• **Your goal**: Below is a block of records; return all of them exactly, but without the images.

• **Entries supplied**:
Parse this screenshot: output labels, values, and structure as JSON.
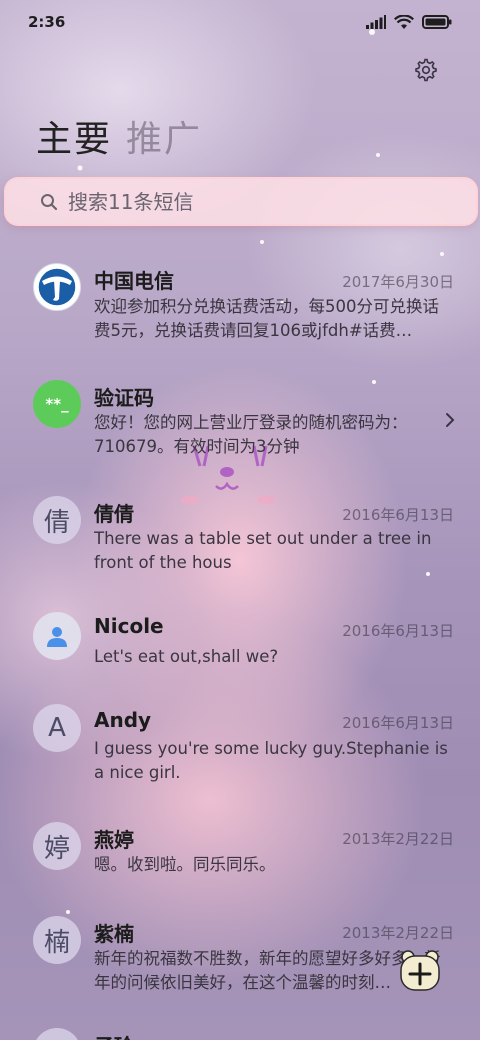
{
  "status_bar": {
    "time": "2:36"
  },
  "tabs": {
    "main": "主要",
    "promo": "推广"
  },
  "search": {
    "placeholder": "搜索11条短信"
  },
  "conversations": [
    {
      "name": "中国电信",
      "date": "2017年6月30日",
      "preview": "欢迎参加积分兑换话费活动，每500分可兑换话费5元，兑换话费请回复106或jfdh#话费…",
      "avatar": "telecom-logo"
    },
    {
      "name": "验证码",
      "date": "",
      "preview": "您好！您的网上营业厅登录的随机密码为：710679。有效时间为3分钟",
      "avatar_text": "**_"
    },
    {
      "name": "倩倩",
      "date": "2016年6月13日",
      "preview": "There was a table set out under a tree in front of the hous",
      "avatar_text": "倩"
    },
    {
      "name": "Nicole",
      "date": "2016年6月13日",
      "preview": "Let's eat out,shall we?",
      "avatar": "person-icon"
    },
    {
      "name": "Andy",
      "date": "2016年6月13日",
      "preview": "I guess you're some lucky guy.Stephanie is a nice girl.",
      "avatar_text": "A"
    },
    {
      "name": "燕婷",
      "date": "2013年2月22日",
      "preview": "嗯。收到啦。同乐同乐。",
      "avatar_text": "婷"
    },
    {
      "name": "紫楠",
      "date": "2013年2月22日",
      "preview": "新年的祝福数不胜数，新年的愿望好多好多，新年的问候依旧美好，在这个温馨的时刻…",
      "avatar_text": "楠"
    },
    {
      "name": "子玲",
      "date": "",
      "preview": "",
      "avatar_text": ""
    }
  ],
  "colors": {
    "verify_green": "#5ccb5a",
    "telecom_blue": "#1a5ea8",
    "search_bg": "#ffe1e6"
  }
}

• **Written answer**:
Parse this screenshot: output labels, values, and structure as JSON.
{
  "status_bar": {
    "time": "2:36"
  },
  "tabs": {
    "main": "主要",
    "promo": "推广"
  },
  "search": {
    "placeholder": "搜索11条短信"
  },
  "conversations": [
    {
      "name": "中国电信",
      "date": "2017年6月30日",
      "preview": "欢迎参加积分兑换话费活动，每500分可兑换话费5元，兑换话费请回复106或jfdh#话费…",
      "avatar": "telecom-logo"
    },
    {
      "name": "验证码",
      "date": "",
      "preview": "您好！您的网上营业厅登录的随机密码为：710679。有效时间为3分钟",
      "avatar_text": "**_"
    },
    {
      "name": "倩倩",
      "date": "2016年6月13日",
      "preview": "There was a table set out under a tree in front of the hous",
      "avatar_text": "倩"
    },
    {
      "name": "Nicole",
      "date": "2016年6月13日",
      "preview": "Let's eat out,shall we?",
      "avatar": "person-icon"
    },
    {
      "name": "Andy",
      "date": "2016年6月13日",
      "preview": "I guess you're some lucky guy.Stephanie is a nice girl.",
      "avatar_text": "A"
    },
    {
      "name": "燕婷",
      "date": "2013年2月22日",
      "preview": "嗯。收到啦。同乐同乐。",
      "avatar_text": "婷"
    },
    {
      "name": "紫楠",
      "date": "2013年2月22日",
      "preview": "新年的祝福数不胜数，新年的愿望好多好多，新年的问候依旧美好，在这个温馨的时刻…",
      "avatar_text": "楠"
    },
    {
      "name": "子玲",
      "date": "",
      "preview": "",
      "avatar_text": ""
    }
  ],
  "colors": {
    "verify_green": "#5ccb5a",
    "telecom_blue": "#1a5ea8",
    "search_bg": "#ffe1e6"
  }
}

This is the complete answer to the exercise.